_DIRECTIONS:_
Extract all of the data and reproduce it precisely.

_DATA SECTION:_
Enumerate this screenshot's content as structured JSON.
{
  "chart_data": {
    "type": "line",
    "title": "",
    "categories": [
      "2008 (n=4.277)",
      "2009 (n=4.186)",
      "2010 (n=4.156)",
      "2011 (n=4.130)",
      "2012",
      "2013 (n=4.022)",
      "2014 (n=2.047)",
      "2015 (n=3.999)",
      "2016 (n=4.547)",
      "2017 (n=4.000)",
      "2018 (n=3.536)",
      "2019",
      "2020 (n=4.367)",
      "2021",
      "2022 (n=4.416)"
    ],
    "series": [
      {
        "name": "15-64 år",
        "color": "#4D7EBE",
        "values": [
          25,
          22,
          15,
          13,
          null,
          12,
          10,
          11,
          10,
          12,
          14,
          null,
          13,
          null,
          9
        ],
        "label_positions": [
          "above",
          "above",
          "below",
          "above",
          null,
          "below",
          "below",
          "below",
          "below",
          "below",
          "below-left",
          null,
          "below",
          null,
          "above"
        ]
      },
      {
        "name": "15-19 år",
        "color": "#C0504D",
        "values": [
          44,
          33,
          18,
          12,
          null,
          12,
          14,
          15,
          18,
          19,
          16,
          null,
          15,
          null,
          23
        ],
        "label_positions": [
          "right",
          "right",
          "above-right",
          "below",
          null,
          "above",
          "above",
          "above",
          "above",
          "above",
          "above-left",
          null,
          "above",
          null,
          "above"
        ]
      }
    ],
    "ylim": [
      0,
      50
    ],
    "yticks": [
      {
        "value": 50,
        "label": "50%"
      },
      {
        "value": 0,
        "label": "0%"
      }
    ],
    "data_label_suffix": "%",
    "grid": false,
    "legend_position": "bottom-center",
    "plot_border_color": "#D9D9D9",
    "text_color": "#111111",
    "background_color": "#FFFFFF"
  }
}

_SOLUTION FOR THIS PROBLEM:_
Enumerate this screenshot's content as structured JSON.
{
  "chart_data": {
    "type": "line",
    "title": "",
    "categories": [
      "2008 (n=4.277)",
      "2009 (n=4.186)",
      "2010 (n=4.156)",
      "2011 (n=4.130)",
      "2012",
      "2013 (n=4.022)",
      "2014 (n=2.047)",
      "2015 (n=3.999)",
      "2016 (n=4.547)",
      "2017 (n=4.000)",
      "2018 (n=3.536)",
      "2019",
      "2020 (n=4.367)",
      "2021",
      "2022 (n=4.416)"
    ],
    "series": [
      {
        "name": "15-64 år",
        "color": "#4D7EBE",
        "values": [
          25,
          22,
          15,
          13,
          null,
          12,
          10,
          11,
          10,
          12,
          14,
          null,
          13,
          null,
          9
        ],
        "label_positions": [
          "above",
          "above",
          "below",
          "above",
          null,
          "below",
          "below",
          "below",
          "below",
          "below",
          "below-left",
          null,
          "below",
          null,
          "above"
        ]
      },
      {
        "name": "15-19 år",
        "color": "#C0504D",
        "values": [
          44,
          33,
          18,
          12,
          null,
          12,
          14,
          15,
          18,
          19,
          16,
          null,
          15,
          null,
          23
        ],
        "label_positions": [
          "right",
          "right",
          "above-right",
          "below",
          null,
          "above",
          "above",
          "above",
          "above",
          "above",
          "above-left",
          null,
          "above",
          null,
          "above"
        ]
      }
    ],
    "ylim": [
      0,
      50
    ],
    "yticks": [
      {
        "value": 50,
        "label": "50%"
      },
      {
        "value": 0,
        "label": "0%"
      }
    ],
    "data_label_suffix": "%",
    "grid": false,
    "legend_position": "bottom-center",
    "plot_border_color": "#D9D9D9",
    "text_color": "#111111",
    "background_color": "#FFFFFF"
  }
}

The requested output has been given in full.